** begin **

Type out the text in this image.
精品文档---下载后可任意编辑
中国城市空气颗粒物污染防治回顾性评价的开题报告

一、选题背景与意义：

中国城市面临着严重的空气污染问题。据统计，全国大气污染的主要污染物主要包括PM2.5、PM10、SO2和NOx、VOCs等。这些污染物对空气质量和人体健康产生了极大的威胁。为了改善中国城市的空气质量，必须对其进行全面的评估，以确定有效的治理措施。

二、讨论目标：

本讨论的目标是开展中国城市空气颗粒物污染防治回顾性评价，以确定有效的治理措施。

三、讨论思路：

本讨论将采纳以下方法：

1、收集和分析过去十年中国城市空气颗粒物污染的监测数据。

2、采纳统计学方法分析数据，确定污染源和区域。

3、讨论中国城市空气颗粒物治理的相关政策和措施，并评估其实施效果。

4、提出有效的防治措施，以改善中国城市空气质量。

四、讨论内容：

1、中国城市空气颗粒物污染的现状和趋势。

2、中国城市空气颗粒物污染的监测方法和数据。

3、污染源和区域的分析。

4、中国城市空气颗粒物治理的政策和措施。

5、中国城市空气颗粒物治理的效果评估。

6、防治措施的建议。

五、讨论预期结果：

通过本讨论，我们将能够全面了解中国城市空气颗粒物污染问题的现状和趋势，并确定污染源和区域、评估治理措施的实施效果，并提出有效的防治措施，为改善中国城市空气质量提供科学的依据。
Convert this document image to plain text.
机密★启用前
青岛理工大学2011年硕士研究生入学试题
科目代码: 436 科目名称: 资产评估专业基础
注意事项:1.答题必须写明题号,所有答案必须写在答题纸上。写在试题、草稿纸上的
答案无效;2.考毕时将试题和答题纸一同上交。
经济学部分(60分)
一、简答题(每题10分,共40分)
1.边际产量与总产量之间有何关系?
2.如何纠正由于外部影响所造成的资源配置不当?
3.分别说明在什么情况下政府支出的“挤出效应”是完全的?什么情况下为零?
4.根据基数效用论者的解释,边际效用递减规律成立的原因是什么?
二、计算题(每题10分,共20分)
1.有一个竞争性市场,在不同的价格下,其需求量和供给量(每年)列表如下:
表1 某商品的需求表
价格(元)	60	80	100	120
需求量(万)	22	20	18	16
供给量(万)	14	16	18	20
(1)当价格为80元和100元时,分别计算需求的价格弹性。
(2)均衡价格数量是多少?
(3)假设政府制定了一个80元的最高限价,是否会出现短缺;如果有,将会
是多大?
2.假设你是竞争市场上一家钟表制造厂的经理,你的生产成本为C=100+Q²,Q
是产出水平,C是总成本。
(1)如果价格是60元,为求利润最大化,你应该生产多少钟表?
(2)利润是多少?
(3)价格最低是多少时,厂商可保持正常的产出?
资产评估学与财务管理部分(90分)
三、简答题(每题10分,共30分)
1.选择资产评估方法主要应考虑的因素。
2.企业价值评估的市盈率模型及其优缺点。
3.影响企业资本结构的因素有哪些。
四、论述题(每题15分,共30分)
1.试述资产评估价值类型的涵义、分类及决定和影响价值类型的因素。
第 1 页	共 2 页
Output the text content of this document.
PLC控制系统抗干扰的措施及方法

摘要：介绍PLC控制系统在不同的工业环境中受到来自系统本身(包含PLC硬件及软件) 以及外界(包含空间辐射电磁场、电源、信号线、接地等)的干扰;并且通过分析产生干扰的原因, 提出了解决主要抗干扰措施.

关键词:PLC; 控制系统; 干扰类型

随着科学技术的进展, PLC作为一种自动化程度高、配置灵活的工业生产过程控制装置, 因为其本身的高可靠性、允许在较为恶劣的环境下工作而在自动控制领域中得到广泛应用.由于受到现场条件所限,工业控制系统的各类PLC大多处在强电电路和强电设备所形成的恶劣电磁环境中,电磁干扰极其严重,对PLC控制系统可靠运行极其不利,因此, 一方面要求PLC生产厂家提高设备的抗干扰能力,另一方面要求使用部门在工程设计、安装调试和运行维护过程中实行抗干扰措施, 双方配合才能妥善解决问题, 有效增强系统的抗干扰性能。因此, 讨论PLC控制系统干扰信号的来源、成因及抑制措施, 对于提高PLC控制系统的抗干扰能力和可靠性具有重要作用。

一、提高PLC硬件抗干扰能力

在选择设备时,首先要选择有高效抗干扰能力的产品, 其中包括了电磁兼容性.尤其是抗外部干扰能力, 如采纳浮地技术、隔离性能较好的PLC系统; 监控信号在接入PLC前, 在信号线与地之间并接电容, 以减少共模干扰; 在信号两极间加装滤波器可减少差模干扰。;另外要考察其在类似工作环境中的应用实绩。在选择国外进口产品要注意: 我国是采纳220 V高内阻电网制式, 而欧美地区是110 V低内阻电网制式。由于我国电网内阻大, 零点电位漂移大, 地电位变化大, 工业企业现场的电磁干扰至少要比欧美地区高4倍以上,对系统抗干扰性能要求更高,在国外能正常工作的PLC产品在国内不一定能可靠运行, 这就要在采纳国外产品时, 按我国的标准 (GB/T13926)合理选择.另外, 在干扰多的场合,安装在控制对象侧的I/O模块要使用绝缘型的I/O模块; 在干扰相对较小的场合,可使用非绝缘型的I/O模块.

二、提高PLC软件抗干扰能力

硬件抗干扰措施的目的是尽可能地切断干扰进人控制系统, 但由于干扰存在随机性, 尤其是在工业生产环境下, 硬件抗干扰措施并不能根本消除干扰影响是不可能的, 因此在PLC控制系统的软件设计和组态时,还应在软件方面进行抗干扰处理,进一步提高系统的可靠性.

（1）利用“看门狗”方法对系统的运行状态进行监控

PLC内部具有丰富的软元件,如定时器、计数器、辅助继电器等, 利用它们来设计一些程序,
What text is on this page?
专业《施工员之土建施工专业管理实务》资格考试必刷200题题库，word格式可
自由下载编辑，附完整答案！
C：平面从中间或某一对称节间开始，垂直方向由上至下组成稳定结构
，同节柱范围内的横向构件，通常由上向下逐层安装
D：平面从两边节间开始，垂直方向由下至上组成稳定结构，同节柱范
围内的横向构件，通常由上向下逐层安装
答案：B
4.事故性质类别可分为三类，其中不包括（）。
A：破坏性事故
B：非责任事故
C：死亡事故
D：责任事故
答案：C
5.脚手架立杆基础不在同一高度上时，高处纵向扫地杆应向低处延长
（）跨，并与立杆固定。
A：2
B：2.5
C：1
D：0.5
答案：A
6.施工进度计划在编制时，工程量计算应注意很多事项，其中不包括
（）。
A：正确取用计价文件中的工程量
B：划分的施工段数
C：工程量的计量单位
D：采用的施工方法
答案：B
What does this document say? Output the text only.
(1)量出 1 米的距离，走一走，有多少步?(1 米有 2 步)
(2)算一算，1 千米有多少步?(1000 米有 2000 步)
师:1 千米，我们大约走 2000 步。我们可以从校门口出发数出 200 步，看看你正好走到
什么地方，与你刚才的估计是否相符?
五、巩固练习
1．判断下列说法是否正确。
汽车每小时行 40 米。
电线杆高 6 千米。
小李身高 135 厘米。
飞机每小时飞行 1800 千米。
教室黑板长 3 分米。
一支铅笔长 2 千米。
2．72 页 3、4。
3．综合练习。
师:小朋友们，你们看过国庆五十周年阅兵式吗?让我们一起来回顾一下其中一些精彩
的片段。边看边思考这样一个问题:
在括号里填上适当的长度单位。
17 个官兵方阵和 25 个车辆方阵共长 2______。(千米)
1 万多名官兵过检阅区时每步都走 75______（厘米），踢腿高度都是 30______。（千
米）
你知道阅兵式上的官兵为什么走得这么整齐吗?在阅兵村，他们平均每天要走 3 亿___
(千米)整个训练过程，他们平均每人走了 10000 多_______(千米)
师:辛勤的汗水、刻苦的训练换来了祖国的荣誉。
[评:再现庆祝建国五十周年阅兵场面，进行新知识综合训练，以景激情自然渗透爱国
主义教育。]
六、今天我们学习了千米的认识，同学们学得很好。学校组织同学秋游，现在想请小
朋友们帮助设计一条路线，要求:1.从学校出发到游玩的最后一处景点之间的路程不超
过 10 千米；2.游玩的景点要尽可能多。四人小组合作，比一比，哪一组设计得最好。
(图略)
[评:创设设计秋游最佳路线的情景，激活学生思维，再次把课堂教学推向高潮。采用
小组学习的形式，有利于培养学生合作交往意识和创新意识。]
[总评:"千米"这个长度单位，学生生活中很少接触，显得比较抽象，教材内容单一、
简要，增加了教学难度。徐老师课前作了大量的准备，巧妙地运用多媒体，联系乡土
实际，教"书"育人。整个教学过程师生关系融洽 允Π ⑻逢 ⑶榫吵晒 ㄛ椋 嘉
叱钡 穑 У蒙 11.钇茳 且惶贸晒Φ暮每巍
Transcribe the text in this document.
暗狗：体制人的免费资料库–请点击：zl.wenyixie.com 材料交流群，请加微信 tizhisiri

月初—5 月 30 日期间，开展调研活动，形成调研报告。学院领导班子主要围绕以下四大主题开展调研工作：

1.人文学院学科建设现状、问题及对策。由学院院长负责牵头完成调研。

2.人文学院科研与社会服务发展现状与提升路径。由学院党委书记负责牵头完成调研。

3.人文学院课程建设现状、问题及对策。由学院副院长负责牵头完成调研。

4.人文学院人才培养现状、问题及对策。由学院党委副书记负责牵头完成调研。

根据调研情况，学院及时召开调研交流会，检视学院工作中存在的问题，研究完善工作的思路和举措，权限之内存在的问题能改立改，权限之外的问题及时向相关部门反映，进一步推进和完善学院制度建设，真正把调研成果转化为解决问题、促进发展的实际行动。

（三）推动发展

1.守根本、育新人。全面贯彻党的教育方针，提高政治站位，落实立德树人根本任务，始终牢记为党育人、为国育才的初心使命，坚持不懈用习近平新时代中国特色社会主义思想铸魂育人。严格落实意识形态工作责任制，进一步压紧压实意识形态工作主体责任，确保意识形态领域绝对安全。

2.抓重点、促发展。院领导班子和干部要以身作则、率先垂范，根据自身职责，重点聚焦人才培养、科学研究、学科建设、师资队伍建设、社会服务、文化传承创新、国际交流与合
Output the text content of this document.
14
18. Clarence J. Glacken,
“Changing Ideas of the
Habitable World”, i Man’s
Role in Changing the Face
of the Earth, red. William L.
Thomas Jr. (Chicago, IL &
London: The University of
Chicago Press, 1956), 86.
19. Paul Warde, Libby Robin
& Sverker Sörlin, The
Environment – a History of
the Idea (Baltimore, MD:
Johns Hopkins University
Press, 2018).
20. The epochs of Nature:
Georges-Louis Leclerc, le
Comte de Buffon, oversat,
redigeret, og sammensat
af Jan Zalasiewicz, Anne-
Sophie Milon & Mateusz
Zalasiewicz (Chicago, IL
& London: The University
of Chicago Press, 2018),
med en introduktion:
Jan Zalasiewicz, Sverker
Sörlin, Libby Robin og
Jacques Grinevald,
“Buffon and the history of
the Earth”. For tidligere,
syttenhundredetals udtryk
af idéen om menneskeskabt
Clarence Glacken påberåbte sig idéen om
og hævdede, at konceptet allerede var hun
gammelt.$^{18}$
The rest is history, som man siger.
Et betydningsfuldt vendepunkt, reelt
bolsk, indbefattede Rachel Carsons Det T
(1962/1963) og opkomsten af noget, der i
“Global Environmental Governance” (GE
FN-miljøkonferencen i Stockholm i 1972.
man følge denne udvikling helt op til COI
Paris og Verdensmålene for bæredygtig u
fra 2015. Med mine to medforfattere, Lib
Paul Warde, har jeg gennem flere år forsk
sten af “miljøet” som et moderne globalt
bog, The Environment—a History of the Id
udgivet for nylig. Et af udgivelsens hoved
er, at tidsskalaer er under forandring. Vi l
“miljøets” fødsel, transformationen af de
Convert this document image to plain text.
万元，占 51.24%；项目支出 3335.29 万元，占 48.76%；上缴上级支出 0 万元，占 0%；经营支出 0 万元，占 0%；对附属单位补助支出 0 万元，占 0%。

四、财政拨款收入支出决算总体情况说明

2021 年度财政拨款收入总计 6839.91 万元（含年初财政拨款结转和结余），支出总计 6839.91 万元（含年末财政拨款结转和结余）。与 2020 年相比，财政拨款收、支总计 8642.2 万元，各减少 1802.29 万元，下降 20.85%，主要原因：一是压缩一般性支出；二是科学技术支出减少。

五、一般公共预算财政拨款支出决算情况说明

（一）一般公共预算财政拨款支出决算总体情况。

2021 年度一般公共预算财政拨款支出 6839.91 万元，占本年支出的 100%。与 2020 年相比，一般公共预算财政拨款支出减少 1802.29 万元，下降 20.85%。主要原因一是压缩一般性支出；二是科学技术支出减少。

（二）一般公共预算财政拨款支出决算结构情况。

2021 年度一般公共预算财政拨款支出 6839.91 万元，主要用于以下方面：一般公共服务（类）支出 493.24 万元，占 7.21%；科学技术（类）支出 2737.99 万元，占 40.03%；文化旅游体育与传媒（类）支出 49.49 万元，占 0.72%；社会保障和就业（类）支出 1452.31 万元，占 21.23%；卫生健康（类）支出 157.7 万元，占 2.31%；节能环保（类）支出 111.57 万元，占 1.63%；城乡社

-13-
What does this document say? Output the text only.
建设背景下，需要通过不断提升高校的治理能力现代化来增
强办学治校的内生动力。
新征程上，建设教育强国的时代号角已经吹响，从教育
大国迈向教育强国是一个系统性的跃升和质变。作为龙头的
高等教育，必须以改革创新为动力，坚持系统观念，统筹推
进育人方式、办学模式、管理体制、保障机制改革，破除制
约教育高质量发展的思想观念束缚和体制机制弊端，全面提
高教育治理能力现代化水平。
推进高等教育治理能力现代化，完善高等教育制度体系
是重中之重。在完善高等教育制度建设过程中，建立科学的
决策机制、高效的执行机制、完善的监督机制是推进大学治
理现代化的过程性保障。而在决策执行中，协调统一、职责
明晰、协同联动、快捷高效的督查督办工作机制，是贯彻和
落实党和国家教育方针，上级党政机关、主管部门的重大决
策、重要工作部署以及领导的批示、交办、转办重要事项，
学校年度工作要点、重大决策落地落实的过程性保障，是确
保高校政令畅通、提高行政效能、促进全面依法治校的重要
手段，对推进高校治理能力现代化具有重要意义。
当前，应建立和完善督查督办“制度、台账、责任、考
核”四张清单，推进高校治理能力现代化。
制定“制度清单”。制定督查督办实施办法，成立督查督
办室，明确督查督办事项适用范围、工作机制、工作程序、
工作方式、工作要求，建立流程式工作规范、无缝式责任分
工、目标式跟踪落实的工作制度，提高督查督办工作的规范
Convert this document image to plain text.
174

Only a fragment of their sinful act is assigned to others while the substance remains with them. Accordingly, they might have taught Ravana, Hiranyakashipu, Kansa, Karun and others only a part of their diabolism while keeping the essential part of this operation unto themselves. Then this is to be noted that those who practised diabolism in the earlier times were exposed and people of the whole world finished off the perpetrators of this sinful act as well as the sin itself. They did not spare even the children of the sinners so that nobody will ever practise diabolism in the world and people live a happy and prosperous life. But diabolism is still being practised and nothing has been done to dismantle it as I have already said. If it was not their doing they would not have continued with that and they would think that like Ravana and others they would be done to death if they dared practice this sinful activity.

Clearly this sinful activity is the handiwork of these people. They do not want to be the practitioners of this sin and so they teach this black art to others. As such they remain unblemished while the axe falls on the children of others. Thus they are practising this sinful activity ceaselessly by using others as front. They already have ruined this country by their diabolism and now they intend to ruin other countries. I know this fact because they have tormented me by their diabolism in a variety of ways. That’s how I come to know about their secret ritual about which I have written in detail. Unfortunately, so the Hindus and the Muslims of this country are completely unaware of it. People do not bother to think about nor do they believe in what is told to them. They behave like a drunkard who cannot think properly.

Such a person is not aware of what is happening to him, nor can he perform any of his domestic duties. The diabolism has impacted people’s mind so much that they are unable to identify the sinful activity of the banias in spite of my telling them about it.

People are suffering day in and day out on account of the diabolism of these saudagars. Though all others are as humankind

** end **

Identify which lines contain the word "以确定有效的治理措施" and copy each one.

→ Exercise response:
中国城市面临着严重的空气污染问题。据统计，全国大气污染的主要污染物主要包括PM2.5、PM10、SO2和NOx、VOCs等。这些污染物对空气质量和人体健康产生了极大的威胁。为了改善中国城市的空气质量，必须对其进行全面的评估，以确定有效的治理措施。
本讨论的目标是开展中国城市空气颗粒物污染防治回顾性评价，以确定有效的治理措施。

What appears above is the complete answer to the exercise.